§ Work instructions: Return all the data below as it stands, minus the pictures.

[Stored dataset items]
━━━━━━

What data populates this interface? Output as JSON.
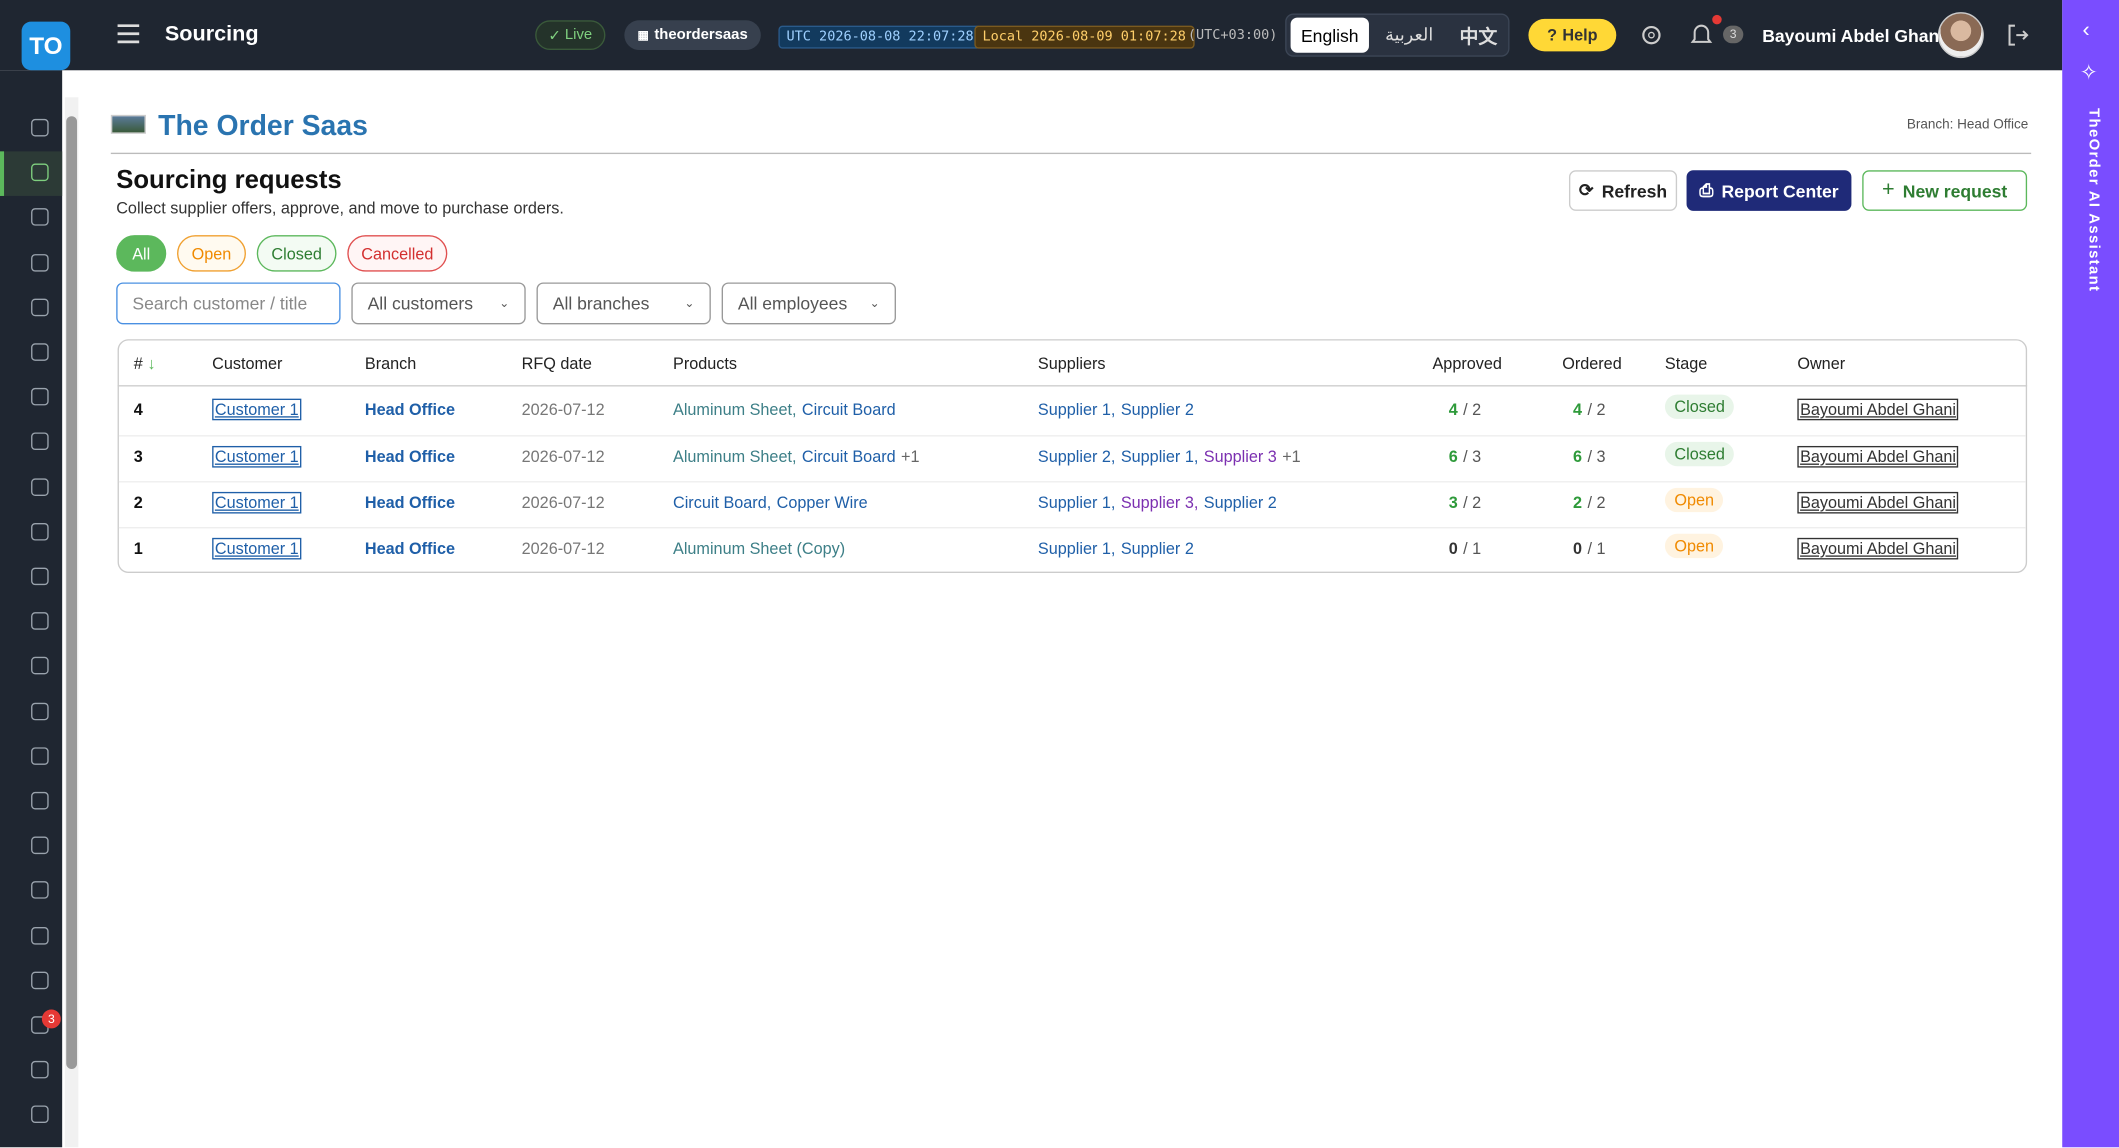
{
  "header": {
    "logo": "TO",
    "title": "Sourcing",
    "live": "Live",
    "tenant": "theordersaas",
    "utc": "UTC 2026-08-08 22:07:28",
    "local": "Local 2026-08-09 01:07:28",
    "offset": "(UTC+03:00)",
    "languages": [
      "English",
      "العربية",
      "中文"
    ],
    "help": "Help",
    "notifications": 3,
    "user": "Bayoumi Abdel Ghani"
  },
  "sidebar": {
    "badge": 3
  },
  "brand": {
    "title": "The Order Saas",
    "branch": "Branch: Head Office"
  },
  "page": {
    "title": "Sourcing requests",
    "subtitle": "Collect supplier offers, approve, and move to purchase orders.",
    "buttons": [
      "Refresh",
      "Report Center",
      "New request"
    ],
    "filters": [
      "All",
      "Open",
      "Closed",
      "Cancelled"
    ],
    "search_placeholder": "Search customer / title",
    "dropdowns": [
      "All customers",
      "All branches",
      "All employees"
    ]
  },
  "table": {
    "columns": [
      "#",
      "Customer",
      "Branch",
      "RFQ date",
      "Products",
      "Suppliers",
      "Approved",
      "Ordered",
      "Stage",
      "Owner"
    ],
    "rows": [
      {
        "id": 4,
        "customer": "Customer 1",
        "branch": "Head Office",
        "rfq_date": "2026-07-12",
        "products": [
          {
            "text": "Aluminum Sheet,",
            "color": "#3d7f87"
          },
          {
            "text": "Circuit Board",
            "color": "#1f5fa8"
          }
        ],
        "suppliers": [
          {
            "text": "Supplier 1,",
            "color": "#1f5fa8"
          },
          {
            "text": "Supplier 2",
            "color": "#1f5fa8"
          }
        ],
        "approved": [
          4,
          "/ 2"
        ],
        "ordered": [
          4,
          "/ 2"
        ],
        "stage": "Closed",
        "owner": "Bayoumi Abdel Ghani"
      },
      {
        "id": 3,
        "customer": "Customer 1",
        "branch": "Head Office",
        "rfq_date": "2026-07-12",
        "products": [
          {
            "text": "Aluminum Sheet,",
            "color": "#3d7f87"
          },
          {
            "text": "Circuit Board",
            "color": "#1f5fa8"
          }
        ],
        "products_more": "+1",
        "suppliers": [
          {
            "text": "Supplier 2,",
            "color": "#1f5fa8"
          },
          {
            "text": "Supplier 1,",
            "color": "#1f5fa8"
          },
          {
            "text": "Supplier 3",
            "color": "#7b2fb0"
          }
        ],
        "suppliers_more": "+1",
        "approved": [
          6,
          "/ 3"
        ],
        "ordered": [
          6,
          "/ 3"
        ],
        "stage": "Closed",
        "owner": "Bayoumi Abdel Ghani"
      },
      {
        "id": 2,
        "customer": "Customer 1",
        "branch": "Head Office",
        "rfq_date": "2026-07-12",
        "products": [
          {
            "text": "Circuit Board,",
            "color": "#1f5fa8"
          },
          {
            "text": "Copper Wire",
            "color": "#1f5fa8"
          }
        ],
        "suppliers": [
          {
            "text": "Supplier 1,",
            "color": "#1f5fa8"
          },
          {
            "text": "Supplier 3,",
            "color": "#7b2fb0"
          },
          {
            "text": "Supplier 2",
            "color": "#1f5fa8"
          }
        ],
        "approved": [
          3,
          "/ 2"
        ],
        "ordered": [
          2,
          "/ 2"
        ],
        "stage": "Open",
        "owner": "Bayoumi Abdel Ghani"
      },
      {
        "id": 1,
        "customer": "Customer 1",
        "branch": "Head Office",
        "rfq_date": "2026-07-12",
        "products": [
          {
            "text": "Aluminum Sheet (Copy)",
            "color": "#3d7f87"
          }
        ],
        "suppliers": [
          {
            "text": "Supplier 1,",
            "color": "#1f5fa8"
          },
          {
            "text": "Supplier 2",
            "color": "#1f5fa8"
          }
        ],
        "approved": [
          0,
          "/ 1"
        ],
        "ordered": [
          0,
          "/ 1"
        ],
        "stage": "Open",
        "owner": "Bayoumi Abdel Ghani"
      }
    ]
  },
  "assistant": {
    "label": "TheOrder AI Assistant"
  }
}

━━━━━━

§ Reply to the exercise:
What data populates this interface? Output as JSON.
{
  "header": {
    "logo": "TO",
    "title": "Sourcing",
    "live": "Live",
    "tenant": "theordersaas",
    "utc": "UTC 2026-08-08 22:07:28",
    "local": "Local 2026-08-09 01:07:28",
    "offset": "(UTC+03:00)",
    "languages": [
      "English",
      "العربية",
      "中文"
    ],
    "help": "Help",
    "notifications": 3,
    "user": "Bayoumi Abdel Ghani"
  },
  "sidebar": {
    "badge": 3
  },
  "brand": {
    "title": "The Order Saas",
    "branch": "Branch: Head Office"
  },
  "page": {
    "title": "Sourcing requests",
    "subtitle": "Collect supplier offers, approve, and move to purchase orders.",
    "buttons": [
      "Refresh",
      "Report Center",
      "New request"
    ],
    "filters": [
      "All",
      "Open",
      "Closed",
      "Cancelled"
    ],
    "search_placeholder": "Search customer / title",
    "dropdowns": [
      "All customers",
      "All branches",
      "All employees"
    ]
  },
  "table": {
    "columns": [
      "#",
      "Customer",
      "Branch",
      "RFQ date",
      "Products",
      "Suppliers",
      "Approved",
      "Ordered",
      "Stage",
      "Owner"
    ],
    "rows": [
      {
        "id": 4,
        "customer": "Customer 1",
        "branch": "Head Office",
        "rfq_date": "2026-07-12",
        "products": [
          {
            "text": "Aluminum Sheet,",
            "color": "#3d7f87"
          },
          {
            "text": "Circuit Board",
            "color": "#1f5fa8"
          }
        ],
        "suppliers": [
          {
            "text": "Supplier 1,",
            "color": "#1f5fa8"
          },
          {
            "text": "Supplier 2",
            "color": "#1f5fa8"
          }
        ],
        "approved": [
          4,
          "/ 2"
        ],
        "ordered": [
          4,
          "/ 2"
        ],
        "stage": "Closed",
        "owner": "Bayoumi Abdel Ghani"
      },
      {
        "id": 3,
        "customer": "Customer 1",
        "branch": "Head Office",
        "rfq_date": "2026-07-12",
        "products": [
          {
            "text": "Aluminum Sheet,",
            "color": "#3d7f87"
          },
          {
            "text": "Circuit Board",
            "color": "#1f5fa8"
          }
        ],
        "products_more": "+1",
        "suppliers": [
          {
            "text": "Supplier 2,",
            "color": "#1f5fa8"
          },
          {
            "text": "Supplier 1,",
            "color": "#1f5fa8"
          },
          {
            "text": "Supplier 3",
            "color": "#7b2fb0"
          }
        ],
        "suppliers_more": "+1",
        "approved": [
          6,
          "/ 3"
        ],
        "ordered": [
          6,
          "/ 3"
        ],
        "stage": "Closed",
        "owner": "Bayoumi Abdel Ghani"
      },
      {
        "id": 2,
        "customer": "Customer 1",
        "branch": "Head Office",
        "rfq_date": "2026-07-12",
        "products": [
          {
            "text": "Circuit Board,",
            "color": "#1f5fa8"
          },
          {
            "text": "Copper Wire",
            "color": "#1f5fa8"
          }
        ],
        "suppliers": [
          {
            "text": "Supplier 1,",
            "color": "#1f5fa8"
          },
          {
            "text": "Supplier 3,",
            "color": "#7b2fb0"
          },
          {
            "text": "Supplier 2",
            "color": "#1f5fa8"
          }
        ],
        "approved": [
          3,
          "/ 2"
        ],
        "ordered": [
          2,
          "/ 2"
        ],
        "stage": "Open",
        "owner": "Bayoumi Abdel Ghani"
      },
      {
        "id": 1,
        "customer": "Customer 1",
        "branch": "Head Office",
        "rfq_date": "2026-07-12",
        "products": [
          {
            "text": "Aluminum Sheet (Copy)",
            "color": "#3d7f87"
          }
        ],
        "suppliers": [
          {
            "text": "Supplier 1,",
            "color": "#1f5fa8"
          },
          {
            "text": "Supplier 2",
            "color": "#1f5fa8"
          }
        ],
        "approved": [
          0,
          "/ 1"
        ],
        "ordered": [
          0,
          "/ 1"
        ],
        "stage": "Open",
        "owner": "Bayoumi Abdel Ghani"
      }
    ]
  },
  "assistant": {
    "label": "TheOrder AI Assistant"
  }
}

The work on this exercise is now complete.